## BEGIN

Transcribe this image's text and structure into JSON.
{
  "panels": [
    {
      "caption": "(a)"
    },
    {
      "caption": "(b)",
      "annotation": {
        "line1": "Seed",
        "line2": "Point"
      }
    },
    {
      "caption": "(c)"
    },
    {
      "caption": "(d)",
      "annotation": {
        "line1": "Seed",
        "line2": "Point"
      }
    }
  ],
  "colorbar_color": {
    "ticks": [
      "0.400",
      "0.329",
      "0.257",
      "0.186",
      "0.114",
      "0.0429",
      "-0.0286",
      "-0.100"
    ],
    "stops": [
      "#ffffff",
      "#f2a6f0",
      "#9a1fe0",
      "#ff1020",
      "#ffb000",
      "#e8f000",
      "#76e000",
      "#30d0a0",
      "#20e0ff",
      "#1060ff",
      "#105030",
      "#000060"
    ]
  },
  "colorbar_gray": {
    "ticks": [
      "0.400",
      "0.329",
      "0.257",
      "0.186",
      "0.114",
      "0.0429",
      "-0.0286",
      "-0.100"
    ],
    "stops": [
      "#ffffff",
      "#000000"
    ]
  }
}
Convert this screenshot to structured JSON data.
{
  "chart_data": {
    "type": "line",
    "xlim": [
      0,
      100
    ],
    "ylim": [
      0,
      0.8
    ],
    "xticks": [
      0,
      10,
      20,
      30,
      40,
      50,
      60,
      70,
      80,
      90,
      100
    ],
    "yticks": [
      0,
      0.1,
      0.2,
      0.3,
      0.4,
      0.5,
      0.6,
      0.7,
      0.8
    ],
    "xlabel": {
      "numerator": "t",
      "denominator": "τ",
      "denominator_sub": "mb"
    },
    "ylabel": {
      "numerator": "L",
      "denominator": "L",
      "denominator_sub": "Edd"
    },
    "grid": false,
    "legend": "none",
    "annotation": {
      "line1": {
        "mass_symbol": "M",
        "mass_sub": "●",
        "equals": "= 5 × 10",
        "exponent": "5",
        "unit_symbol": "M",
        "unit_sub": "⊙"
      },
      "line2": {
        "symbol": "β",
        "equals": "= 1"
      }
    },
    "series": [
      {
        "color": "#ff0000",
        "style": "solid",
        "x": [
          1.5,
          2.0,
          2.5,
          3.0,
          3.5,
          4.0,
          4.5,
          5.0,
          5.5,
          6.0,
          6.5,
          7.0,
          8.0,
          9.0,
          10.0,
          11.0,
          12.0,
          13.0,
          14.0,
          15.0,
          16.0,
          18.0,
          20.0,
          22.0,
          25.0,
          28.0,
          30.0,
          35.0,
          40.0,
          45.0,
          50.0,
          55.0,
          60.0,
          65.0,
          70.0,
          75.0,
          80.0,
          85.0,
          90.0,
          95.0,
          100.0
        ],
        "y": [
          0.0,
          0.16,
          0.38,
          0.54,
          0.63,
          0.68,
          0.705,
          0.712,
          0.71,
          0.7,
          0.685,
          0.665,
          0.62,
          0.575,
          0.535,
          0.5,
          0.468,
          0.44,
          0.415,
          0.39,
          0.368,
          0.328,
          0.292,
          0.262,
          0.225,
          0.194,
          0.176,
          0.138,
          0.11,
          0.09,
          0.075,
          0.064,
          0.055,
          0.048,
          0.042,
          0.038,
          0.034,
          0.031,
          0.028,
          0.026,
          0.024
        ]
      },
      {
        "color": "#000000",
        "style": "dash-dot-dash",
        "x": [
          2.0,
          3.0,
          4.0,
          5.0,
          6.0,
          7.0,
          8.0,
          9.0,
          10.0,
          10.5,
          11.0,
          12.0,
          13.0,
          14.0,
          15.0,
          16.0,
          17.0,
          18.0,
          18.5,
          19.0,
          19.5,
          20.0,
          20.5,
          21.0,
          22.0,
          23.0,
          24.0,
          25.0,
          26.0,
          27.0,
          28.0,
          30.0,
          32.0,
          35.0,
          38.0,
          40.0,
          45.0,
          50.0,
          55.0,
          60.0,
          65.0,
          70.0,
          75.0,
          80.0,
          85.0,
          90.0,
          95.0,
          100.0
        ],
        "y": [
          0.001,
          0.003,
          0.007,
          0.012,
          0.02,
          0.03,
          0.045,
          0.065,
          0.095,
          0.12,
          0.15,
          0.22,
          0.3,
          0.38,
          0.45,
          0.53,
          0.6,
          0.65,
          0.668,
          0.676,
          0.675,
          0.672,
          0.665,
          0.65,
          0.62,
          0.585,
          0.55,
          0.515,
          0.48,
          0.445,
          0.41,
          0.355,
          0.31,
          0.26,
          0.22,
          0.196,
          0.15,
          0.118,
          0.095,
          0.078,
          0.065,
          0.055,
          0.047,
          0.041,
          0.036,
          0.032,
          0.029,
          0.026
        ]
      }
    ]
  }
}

## END

Directions. Write out all the records above again, exactly as they stand.

Output.
Transcribe this image's text and structure into JSON.
{
  "panels": [
    {
      "caption": "(a)"
    },
    {
      "caption": "(b)",
      "annotation": {
        "line1": "Seed",
        "line2": "Point"
      }
    },
    {
      "caption": "(c)"
    },
    {
      "caption": "(d)",
      "annotation": {
        "line1": "Seed",
        "line2": "Point"
      }
    }
  ],
  "colorbar_color": {
    "ticks": [
      "0.400",
      "0.329",
      "0.257",
      "0.186",
      "0.114",
      "0.0429",
      "-0.0286",
      "-0.100"
    ],
    "stops": [
      "#ffffff",
      "#f2a6f0",
      "#9a1fe0",
      "#ff1020",
      "#ffb000",
      "#e8f000",
      "#76e000",
      "#30d0a0",
      "#20e0ff",
      "#1060ff",
      "#105030",
      "#000060"
    ]
  },
  "colorbar_gray": {
    "ticks": [
      "0.400",
      "0.329",
      "0.257",
      "0.186",
      "0.114",
      "0.0429",
      "-0.0286",
      "-0.100"
    ],
    "stops": [
      "#ffffff",
      "#000000"
    ]
  }
}
Convert this screenshot to structured JSON data.
{
  "chart_data": {
    "type": "line",
    "xlim": [
      0,
      100
    ],
    "ylim": [
      0,
      0.8
    ],
    "xticks": [
      0,
      10,
      20,
      30,
      40,
      50,
      60,
      70,
      80,
      90,
      100
    ],
    "yticks": [
      0,
      0.1,
      0.2,
      0.3,
      0.4,
      0.5,
      0.6,
      0.7,
      0.8
    ],
    "xlabel": {
      "numerator": "t",
      "denominator": "τ",
      "denominator_sub": "mb"
    },
    "ylabel": {
      "numerator": "L",
      "denominator": "L",
      "denominator_sub": "Edd"
    },
    "grid": false,
    "legend": "none",
    "annotation": {
      "line1": {
        "mass_symbol": "M",
        "mass_sub": "●",
        "equals": "= 5 × 10",
        "exponent": "5",
        "unit_symbol": "M",
        "unit_sub": "⊙"
      },
      "line2": {
        "symbol": "β",
        "equals": "= 1"
      }
    },
    "series": [
      {
        "color": "#ff0000",
        "style": "solid",
        "x": [
          1.5,
          2.0,
          2.5,
          3.0,
          3.5,
          4.0,
          4.5,
          5.0,
          5.5,
          6.0,
          6.5,
          7.0,
          8.0,
          9.0,
          10.0,
          11.0,
          12.0,
          13.0,
          14.0,
          15.0,
          16.0,
          18.0,
          20.0,
          22.0,
          25.0,
          28.0,
          30.0,
          35.0,
          40.0,
          45.0,
          50.0,
          55.0,
          60.0,
          65.0,
          70.0,
          75.0,
          80.0,
          85.0,
          90.0,
          95.0,
          100.0
        ],
        "y": [
          0.0,
          0.16,
          0.38,
          0.54,
          0.63,
          0.68,
          0.705,
          0.712,
          0.71,
          0.7,
          0.685,
          0.665,
          0.62,
          0.575,
          0.535,
          0.5,
          0.468,
          0.44,
          0.415,
          0.39,
          0.368,
          0.328,
          0.292,
          0.262,
          0.225,
          0.194,
          0.176,
          0.138,
          0.11,
          0.09,
          0.075,
          0.064,
          0.055,
          0.048,
          0.042,
          0.038,
          0.034,
          0.031,
          0.028,
          0.026,
          0.024
        ]
      },
      {
        "color": "#000000",
        "style": "dash-dot-dash",
        "x": [
          2.0,
          3.0,
          4.0,
          5.0,
          6.0,
          7.0,
          8.0,
          9.0,
          10.0,
          10.5,
          11.0,
          12.0,
          13.0,
          14.0,
          15.0,
          16.0,
          17.0,
          18.0,
          18.5,
          19.0,
          19.5,
          20.0,
          20.5,
          21.0,
          22.0,
          23.0,
          24.0,
          25.0,
          26.0,
          27.0,
          28.0,
          30.0,
          32.0,
          35.0,
          38.0,
          40.0,
          45.0,
          50.0,
          55.0,
          60.0,
          65.0,
          70.0,
          75.0,
          80.0,
          85.0,
          90.0,
          95.0,
          100.0
        ],
        "y": [
          0.001,
          0.003,
          0.007,
          0.012,
          0.02,
          0.03,
          0.045,
          0.065,
          0.095,
          0.12,
          0.15,
          0.22,
          0.3,
          0.38,
          0.45,
          0.53,
          0.6,
          0.65,
          0.668,
          0.676,
          0.675,
          0.672,
          0.665,
          0.65,
          0.62,
          0.585,
          0.55,
          0.515,
          0.48,
          0.445,
          0.41,
          0.355,
          0.31,
          0.26,
          0.22,
          0.196,
          0.15,
          0.118,
          0.095,
          0.078,
          0.065,
          0.055,
          0.047,
          0.041,
          0.036,
          0.032,
          0.029,
          0.026
        ]
      }
    ]
  }
}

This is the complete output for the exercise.